(Excerpted data):
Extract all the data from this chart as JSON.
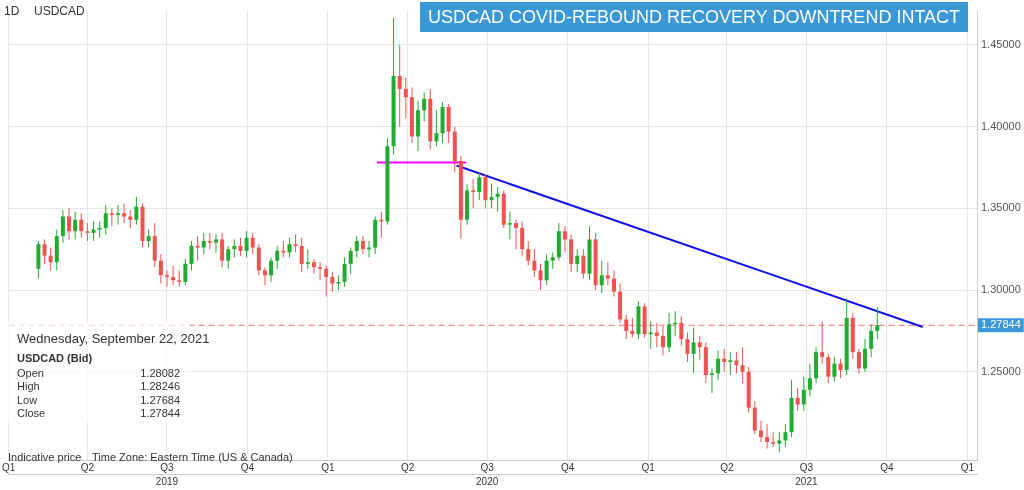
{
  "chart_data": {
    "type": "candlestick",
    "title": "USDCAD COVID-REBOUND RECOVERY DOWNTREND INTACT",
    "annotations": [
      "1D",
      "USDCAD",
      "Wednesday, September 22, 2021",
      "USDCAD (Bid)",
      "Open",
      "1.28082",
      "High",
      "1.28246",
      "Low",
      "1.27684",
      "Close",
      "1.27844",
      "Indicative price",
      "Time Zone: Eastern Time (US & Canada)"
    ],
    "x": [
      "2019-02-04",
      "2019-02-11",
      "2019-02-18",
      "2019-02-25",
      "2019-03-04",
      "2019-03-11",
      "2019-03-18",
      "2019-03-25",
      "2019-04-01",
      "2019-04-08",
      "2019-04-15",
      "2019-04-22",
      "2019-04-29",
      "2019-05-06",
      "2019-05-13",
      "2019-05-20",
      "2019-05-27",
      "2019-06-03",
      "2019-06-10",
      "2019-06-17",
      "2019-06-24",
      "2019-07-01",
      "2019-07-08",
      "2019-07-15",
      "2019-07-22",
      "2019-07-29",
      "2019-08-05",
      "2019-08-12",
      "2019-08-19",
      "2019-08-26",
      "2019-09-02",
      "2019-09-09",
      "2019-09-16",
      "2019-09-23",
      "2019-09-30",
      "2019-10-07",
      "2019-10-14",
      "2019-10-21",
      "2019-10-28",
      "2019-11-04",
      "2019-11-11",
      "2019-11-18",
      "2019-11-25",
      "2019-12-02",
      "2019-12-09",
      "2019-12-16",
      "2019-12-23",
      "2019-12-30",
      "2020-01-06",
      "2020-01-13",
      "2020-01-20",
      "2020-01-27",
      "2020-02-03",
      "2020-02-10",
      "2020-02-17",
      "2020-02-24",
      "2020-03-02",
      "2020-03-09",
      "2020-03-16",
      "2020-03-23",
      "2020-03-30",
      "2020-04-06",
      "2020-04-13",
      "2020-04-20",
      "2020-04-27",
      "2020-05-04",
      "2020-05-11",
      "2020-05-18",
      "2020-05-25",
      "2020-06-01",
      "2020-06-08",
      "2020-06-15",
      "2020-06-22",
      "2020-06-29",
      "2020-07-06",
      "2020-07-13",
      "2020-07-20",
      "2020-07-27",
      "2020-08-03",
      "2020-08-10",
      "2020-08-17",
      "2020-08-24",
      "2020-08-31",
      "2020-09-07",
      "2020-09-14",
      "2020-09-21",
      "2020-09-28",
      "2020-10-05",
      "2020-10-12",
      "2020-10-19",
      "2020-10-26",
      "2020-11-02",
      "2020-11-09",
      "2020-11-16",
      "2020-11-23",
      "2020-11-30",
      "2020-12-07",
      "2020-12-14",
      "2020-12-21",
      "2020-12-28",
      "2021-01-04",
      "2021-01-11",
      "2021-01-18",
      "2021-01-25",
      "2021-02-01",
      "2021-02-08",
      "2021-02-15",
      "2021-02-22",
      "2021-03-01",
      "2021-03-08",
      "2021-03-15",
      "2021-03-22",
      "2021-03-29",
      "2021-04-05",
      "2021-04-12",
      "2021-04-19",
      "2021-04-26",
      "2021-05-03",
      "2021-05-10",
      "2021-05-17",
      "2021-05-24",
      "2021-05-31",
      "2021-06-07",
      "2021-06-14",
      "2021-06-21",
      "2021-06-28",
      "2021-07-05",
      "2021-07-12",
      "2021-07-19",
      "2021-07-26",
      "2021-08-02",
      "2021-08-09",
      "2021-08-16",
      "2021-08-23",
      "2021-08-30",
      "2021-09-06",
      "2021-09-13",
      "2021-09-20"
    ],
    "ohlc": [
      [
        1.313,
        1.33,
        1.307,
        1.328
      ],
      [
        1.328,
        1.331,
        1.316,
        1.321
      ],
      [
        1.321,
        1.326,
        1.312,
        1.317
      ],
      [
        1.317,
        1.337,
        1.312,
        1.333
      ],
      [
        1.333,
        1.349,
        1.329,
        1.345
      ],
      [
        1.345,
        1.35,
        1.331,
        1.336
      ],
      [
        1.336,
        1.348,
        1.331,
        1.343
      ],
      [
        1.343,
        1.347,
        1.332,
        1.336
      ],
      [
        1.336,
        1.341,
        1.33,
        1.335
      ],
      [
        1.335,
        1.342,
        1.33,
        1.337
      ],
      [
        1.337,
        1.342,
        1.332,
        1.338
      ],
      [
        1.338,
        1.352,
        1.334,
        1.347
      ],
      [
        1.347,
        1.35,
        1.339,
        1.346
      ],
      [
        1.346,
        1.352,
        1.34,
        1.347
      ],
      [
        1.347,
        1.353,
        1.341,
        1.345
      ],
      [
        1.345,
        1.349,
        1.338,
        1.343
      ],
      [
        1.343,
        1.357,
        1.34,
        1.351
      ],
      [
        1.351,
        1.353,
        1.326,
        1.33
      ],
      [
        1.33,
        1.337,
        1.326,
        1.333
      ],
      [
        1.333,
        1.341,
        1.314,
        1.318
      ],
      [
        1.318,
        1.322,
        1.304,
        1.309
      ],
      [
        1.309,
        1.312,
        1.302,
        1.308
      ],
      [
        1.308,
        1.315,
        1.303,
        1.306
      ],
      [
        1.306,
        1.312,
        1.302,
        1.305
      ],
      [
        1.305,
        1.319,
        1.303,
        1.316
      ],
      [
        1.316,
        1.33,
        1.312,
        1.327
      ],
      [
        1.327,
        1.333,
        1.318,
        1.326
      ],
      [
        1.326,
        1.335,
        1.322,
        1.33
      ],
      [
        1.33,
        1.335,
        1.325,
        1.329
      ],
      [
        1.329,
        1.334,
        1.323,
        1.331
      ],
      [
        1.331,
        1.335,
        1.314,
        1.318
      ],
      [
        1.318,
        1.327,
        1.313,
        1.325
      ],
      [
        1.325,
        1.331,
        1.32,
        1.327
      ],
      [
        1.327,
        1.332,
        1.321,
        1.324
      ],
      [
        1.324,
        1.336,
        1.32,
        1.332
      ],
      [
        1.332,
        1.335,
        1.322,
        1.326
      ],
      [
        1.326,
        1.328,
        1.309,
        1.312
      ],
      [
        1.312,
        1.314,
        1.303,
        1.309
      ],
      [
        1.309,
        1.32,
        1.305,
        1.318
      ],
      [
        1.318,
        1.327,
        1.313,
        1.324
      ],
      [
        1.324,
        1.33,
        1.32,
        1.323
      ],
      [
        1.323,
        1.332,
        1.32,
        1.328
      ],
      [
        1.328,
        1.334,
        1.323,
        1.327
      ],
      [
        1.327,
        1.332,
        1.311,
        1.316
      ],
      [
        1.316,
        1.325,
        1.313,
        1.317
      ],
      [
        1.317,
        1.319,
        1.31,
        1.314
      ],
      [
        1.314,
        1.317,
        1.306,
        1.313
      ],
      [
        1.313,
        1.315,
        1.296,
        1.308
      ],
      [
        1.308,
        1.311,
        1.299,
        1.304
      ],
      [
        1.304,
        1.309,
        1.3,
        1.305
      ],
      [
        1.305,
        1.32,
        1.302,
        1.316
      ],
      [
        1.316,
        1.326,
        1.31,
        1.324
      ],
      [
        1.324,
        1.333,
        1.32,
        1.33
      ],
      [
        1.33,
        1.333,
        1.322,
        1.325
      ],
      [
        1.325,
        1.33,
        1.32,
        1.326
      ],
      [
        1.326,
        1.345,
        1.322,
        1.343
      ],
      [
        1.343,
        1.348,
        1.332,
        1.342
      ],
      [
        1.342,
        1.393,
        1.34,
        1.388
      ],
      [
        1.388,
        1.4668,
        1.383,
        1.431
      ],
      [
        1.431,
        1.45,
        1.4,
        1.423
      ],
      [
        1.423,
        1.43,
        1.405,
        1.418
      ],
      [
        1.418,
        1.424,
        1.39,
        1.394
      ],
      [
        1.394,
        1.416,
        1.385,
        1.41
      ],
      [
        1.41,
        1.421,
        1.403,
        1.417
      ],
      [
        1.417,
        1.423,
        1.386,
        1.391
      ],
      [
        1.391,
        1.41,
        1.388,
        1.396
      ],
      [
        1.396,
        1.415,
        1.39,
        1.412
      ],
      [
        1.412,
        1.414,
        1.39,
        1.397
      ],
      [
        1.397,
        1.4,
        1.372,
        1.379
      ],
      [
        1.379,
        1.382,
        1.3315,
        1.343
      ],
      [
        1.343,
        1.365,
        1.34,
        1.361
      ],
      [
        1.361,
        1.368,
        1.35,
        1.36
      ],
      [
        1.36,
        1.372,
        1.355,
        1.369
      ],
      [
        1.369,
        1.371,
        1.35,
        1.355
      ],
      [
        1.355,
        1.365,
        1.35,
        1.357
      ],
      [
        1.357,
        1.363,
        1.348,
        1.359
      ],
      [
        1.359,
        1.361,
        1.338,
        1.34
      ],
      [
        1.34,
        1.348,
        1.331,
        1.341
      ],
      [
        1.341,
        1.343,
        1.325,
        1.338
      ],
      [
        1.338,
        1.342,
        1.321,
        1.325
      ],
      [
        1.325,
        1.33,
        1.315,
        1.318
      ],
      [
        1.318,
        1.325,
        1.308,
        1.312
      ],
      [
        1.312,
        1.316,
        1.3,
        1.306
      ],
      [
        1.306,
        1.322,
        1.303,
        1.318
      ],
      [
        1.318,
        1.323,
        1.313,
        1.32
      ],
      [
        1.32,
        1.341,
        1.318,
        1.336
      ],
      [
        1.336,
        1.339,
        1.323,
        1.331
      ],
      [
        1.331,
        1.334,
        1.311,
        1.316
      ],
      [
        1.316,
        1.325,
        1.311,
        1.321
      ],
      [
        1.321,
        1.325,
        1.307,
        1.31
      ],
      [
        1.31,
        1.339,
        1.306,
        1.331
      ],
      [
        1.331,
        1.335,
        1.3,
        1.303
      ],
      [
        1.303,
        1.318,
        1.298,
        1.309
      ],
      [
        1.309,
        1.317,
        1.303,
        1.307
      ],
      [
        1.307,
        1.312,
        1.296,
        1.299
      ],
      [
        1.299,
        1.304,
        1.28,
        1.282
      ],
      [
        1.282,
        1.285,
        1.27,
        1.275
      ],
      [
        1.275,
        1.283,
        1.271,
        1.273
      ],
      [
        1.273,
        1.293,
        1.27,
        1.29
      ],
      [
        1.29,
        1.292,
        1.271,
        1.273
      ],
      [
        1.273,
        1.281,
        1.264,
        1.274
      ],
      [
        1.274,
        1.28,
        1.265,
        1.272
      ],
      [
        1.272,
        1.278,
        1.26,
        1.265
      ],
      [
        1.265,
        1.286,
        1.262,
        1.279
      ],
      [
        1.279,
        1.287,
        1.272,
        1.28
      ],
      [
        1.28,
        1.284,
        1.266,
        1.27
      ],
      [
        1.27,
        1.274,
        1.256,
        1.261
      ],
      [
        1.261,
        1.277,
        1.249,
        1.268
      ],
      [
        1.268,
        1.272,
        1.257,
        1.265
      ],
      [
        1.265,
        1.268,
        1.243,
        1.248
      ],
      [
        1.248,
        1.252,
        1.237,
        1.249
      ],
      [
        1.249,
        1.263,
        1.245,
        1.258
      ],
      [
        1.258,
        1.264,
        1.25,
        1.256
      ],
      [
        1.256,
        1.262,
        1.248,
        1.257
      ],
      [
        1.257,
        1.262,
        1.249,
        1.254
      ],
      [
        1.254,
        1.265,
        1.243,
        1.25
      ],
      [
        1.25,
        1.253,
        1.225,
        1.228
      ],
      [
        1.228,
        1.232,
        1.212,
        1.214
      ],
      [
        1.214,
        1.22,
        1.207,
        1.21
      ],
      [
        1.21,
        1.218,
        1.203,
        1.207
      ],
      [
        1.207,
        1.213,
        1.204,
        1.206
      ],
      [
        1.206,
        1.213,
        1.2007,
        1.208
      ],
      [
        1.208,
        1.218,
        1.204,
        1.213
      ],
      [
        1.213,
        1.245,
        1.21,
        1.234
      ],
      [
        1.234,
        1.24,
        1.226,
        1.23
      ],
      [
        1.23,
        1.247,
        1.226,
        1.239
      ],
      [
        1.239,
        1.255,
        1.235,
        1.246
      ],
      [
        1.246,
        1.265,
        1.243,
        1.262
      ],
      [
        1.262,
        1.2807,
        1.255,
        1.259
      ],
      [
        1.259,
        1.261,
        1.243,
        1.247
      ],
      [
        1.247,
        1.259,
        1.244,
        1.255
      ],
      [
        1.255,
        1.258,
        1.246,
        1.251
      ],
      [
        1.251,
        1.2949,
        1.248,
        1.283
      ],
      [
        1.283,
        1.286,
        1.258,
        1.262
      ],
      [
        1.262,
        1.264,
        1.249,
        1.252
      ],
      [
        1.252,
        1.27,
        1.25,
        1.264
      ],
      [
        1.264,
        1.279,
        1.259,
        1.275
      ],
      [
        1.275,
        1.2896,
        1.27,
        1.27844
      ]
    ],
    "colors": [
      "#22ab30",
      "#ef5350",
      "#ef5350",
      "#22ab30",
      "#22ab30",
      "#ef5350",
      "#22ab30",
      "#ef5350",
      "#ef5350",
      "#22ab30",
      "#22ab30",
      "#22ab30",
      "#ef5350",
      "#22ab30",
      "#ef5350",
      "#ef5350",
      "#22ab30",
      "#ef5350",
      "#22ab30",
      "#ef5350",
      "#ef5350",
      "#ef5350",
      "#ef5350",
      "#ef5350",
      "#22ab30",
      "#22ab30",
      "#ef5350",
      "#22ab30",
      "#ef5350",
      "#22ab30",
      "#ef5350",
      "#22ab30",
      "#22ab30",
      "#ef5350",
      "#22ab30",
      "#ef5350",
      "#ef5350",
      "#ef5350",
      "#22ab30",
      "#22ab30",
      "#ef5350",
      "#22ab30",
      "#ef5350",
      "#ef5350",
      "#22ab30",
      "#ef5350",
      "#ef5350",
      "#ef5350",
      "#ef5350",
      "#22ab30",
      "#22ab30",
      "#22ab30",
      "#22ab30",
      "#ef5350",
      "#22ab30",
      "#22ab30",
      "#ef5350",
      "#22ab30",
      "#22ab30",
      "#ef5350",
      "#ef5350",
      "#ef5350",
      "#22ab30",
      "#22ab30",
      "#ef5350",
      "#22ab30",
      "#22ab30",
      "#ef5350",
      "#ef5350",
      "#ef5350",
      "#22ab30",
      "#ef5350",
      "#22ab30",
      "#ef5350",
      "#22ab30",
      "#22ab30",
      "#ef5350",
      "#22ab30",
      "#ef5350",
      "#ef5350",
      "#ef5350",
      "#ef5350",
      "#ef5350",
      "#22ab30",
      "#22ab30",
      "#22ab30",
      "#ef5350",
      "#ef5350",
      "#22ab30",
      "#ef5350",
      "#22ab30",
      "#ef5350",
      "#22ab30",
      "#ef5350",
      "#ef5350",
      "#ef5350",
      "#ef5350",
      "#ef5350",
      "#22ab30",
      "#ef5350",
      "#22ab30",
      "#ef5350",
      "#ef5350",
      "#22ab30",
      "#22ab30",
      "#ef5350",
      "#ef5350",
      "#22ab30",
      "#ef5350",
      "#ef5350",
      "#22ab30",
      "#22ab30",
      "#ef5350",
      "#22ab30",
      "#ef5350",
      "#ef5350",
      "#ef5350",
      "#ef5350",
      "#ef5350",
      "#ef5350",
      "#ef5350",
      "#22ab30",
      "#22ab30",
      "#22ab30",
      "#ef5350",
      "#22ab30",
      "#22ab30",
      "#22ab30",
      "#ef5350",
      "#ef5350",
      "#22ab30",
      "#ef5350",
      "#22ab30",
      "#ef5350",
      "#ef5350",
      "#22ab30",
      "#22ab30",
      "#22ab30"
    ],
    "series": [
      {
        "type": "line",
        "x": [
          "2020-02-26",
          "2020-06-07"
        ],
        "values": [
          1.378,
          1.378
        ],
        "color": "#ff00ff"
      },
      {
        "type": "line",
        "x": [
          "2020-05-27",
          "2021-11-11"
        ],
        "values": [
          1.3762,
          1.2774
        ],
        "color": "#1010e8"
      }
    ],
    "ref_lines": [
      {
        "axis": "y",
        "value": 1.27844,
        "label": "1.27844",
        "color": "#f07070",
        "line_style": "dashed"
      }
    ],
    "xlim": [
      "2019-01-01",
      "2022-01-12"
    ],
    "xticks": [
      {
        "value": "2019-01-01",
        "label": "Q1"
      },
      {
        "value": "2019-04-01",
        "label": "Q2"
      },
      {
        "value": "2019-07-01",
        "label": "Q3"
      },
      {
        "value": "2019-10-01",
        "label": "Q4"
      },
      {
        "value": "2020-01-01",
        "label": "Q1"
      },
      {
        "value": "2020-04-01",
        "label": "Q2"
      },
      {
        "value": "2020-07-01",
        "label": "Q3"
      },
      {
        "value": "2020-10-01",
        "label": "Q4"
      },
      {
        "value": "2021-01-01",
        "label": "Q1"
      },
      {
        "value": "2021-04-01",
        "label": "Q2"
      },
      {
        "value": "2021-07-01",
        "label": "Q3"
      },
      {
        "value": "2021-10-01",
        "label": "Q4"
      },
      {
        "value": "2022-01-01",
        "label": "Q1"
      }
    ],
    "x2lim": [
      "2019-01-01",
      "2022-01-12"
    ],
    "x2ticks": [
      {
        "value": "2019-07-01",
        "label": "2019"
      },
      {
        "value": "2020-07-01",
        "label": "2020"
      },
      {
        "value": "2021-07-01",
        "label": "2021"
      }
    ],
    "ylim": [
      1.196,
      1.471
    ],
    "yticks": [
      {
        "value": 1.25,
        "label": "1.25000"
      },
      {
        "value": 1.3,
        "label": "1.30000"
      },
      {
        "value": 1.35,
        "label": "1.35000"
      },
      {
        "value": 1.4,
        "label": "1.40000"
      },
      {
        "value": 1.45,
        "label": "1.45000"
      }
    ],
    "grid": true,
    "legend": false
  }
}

(What you will do): List the lines that contain the word "USDCAD".

(Response to the task):
    "title": "USDCAD COVID-REBOUND RECOVERY DOWNTREND INTACT",
      "USDCAD",
      "USDCAD (Bid)",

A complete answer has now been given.